§ REQUIRED WORK
In the records below, find each line with the word "социально" and copy it.

§ THE RECORDS

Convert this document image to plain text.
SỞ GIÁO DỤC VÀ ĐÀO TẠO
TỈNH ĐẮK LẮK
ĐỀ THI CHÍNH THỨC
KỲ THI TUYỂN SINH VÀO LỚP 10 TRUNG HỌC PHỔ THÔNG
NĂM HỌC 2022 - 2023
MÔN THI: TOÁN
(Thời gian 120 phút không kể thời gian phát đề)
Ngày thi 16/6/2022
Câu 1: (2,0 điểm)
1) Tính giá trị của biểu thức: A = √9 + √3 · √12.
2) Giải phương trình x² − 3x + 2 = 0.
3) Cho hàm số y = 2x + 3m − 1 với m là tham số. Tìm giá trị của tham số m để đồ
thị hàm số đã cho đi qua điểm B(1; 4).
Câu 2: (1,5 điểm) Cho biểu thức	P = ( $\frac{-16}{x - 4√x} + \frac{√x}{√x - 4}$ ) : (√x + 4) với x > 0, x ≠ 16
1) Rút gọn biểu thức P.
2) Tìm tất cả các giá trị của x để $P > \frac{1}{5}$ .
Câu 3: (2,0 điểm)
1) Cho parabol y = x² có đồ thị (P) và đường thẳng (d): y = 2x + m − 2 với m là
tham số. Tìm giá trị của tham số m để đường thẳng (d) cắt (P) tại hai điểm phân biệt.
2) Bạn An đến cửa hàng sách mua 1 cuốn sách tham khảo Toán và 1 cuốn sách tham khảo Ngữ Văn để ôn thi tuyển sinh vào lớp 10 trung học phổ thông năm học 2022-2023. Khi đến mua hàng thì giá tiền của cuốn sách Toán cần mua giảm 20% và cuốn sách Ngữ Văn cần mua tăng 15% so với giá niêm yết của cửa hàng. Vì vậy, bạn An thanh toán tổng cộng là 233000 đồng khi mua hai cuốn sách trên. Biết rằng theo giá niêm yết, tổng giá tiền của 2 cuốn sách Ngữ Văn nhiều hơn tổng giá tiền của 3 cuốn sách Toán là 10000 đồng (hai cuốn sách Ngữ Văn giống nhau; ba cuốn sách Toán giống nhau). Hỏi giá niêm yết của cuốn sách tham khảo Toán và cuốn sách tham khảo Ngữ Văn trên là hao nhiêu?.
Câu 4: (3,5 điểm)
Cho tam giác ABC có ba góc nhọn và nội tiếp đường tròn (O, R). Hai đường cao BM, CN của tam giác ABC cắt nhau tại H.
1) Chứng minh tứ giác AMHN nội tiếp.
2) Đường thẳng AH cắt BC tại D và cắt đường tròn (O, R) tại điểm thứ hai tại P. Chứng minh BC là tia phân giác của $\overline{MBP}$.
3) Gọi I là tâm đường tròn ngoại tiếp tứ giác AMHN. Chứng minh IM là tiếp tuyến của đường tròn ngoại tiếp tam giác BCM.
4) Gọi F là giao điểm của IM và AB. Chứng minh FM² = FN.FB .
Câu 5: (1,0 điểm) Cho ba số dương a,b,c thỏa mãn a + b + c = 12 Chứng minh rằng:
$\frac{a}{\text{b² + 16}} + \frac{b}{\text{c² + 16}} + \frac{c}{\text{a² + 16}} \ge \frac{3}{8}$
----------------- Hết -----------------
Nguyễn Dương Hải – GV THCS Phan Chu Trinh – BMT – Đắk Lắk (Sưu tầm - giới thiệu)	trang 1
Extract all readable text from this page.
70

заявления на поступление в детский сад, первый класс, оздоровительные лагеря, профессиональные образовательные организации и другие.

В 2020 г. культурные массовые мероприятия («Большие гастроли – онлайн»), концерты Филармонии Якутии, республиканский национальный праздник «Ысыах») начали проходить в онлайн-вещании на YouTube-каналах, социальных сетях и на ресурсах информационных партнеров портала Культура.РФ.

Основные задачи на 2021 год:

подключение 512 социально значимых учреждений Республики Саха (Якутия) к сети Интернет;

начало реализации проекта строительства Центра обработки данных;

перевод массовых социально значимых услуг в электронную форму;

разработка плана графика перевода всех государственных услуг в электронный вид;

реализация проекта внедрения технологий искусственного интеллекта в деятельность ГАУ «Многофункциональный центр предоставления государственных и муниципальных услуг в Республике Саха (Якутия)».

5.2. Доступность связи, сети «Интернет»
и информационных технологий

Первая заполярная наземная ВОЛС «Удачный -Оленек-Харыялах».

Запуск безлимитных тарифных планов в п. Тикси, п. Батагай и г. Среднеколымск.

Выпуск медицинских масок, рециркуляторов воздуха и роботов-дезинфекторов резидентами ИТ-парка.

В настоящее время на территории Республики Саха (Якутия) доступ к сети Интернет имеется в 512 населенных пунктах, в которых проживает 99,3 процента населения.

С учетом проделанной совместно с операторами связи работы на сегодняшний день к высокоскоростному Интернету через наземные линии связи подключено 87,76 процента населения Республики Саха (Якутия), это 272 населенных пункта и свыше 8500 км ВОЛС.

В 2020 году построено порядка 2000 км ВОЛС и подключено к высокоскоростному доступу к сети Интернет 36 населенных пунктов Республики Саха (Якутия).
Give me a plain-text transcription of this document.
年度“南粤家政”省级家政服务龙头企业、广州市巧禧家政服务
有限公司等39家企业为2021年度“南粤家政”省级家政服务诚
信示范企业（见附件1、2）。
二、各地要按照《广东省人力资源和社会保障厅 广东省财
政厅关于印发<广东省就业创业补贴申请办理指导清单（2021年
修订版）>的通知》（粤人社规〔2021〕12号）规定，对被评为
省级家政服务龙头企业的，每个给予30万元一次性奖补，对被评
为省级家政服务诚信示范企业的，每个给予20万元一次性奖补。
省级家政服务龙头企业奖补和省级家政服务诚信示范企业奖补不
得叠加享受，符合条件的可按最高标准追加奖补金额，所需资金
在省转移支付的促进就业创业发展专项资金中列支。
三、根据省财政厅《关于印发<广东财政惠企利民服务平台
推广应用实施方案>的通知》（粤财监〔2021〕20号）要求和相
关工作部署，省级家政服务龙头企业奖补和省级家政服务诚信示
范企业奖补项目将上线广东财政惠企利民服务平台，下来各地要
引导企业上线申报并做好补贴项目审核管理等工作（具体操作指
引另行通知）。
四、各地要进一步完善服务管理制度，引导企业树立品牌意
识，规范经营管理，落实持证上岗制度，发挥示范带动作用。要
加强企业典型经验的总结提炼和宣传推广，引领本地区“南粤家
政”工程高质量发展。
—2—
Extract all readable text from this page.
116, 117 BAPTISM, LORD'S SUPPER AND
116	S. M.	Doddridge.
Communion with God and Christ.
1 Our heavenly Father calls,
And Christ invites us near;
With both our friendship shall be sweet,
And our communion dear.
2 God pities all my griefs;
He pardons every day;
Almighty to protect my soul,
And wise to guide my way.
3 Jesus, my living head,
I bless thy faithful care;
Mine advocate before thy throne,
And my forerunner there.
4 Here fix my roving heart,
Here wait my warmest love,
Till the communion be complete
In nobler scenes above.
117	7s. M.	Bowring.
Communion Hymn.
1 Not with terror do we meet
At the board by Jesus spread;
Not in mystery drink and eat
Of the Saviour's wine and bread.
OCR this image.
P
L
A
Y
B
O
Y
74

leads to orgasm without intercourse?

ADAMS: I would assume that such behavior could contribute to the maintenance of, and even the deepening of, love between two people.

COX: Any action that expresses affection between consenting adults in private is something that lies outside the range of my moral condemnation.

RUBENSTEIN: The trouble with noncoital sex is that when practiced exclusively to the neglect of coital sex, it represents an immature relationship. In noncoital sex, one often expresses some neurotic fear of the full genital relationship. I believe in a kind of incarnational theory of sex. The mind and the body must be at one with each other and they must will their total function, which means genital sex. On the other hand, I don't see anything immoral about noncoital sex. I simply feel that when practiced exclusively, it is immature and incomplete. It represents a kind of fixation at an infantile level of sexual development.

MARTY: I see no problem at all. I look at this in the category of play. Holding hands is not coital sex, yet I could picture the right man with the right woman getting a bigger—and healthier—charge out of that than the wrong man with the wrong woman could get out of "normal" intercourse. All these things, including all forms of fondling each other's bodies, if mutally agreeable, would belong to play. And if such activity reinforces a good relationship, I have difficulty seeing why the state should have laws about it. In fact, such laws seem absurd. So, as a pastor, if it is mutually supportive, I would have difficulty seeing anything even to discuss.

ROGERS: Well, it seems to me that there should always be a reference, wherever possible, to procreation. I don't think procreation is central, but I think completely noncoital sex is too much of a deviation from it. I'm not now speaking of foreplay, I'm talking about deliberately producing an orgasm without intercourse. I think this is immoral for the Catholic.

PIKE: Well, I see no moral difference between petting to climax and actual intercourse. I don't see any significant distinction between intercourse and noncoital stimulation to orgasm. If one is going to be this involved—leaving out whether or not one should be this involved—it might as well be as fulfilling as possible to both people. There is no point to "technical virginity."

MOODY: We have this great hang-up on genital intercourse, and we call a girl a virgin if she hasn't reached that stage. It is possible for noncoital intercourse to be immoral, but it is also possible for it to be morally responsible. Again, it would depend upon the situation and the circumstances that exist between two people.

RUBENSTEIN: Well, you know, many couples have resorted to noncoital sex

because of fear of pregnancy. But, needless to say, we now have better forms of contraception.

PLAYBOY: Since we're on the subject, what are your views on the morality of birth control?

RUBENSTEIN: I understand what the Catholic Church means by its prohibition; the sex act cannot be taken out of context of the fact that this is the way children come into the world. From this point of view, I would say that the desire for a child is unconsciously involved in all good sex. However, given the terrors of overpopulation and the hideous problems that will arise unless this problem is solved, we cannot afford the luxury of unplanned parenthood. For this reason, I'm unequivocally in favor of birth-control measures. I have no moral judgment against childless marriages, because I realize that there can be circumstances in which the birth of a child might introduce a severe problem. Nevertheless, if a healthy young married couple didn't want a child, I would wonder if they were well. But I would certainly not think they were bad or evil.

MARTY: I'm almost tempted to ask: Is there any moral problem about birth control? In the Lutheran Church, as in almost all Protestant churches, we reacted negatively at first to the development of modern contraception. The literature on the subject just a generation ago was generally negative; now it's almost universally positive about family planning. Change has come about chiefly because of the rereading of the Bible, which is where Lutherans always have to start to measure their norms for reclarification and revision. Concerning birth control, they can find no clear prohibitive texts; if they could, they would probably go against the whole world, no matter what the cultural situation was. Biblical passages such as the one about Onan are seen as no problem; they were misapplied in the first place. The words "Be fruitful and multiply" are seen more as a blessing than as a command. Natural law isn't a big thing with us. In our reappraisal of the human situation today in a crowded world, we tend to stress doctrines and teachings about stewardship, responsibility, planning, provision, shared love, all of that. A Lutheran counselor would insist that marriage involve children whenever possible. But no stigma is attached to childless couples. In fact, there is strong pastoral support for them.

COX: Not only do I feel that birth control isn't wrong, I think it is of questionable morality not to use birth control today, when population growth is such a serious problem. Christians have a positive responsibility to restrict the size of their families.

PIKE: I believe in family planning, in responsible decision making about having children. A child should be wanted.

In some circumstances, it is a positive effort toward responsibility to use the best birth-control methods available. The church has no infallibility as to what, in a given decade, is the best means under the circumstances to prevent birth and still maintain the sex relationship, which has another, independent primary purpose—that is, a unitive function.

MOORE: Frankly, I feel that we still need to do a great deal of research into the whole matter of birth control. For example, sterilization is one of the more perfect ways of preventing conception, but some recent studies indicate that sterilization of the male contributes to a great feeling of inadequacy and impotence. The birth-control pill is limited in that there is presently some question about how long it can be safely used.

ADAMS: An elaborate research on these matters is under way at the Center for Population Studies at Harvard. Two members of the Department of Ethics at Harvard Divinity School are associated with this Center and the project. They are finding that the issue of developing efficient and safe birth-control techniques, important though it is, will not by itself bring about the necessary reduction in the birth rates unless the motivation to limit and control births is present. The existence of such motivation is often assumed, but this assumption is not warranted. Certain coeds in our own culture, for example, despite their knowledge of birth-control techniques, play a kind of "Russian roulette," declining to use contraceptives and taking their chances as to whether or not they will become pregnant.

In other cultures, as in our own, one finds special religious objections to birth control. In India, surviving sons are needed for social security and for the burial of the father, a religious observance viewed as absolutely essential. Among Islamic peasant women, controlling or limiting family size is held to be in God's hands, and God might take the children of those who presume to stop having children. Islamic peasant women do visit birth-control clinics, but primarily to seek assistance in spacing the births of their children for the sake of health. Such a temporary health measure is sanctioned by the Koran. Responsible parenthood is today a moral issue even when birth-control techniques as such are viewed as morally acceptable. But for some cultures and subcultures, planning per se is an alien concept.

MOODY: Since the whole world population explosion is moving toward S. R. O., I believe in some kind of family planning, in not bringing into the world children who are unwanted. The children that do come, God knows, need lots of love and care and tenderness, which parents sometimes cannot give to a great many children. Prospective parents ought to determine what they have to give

§ SOLUTION TO THIS PROBLEM
подключение 512 социально значимых учреждений Республики Саха (Якутия) к сети Интернет;
перевод массовых социально значимых услуг в электронную форму;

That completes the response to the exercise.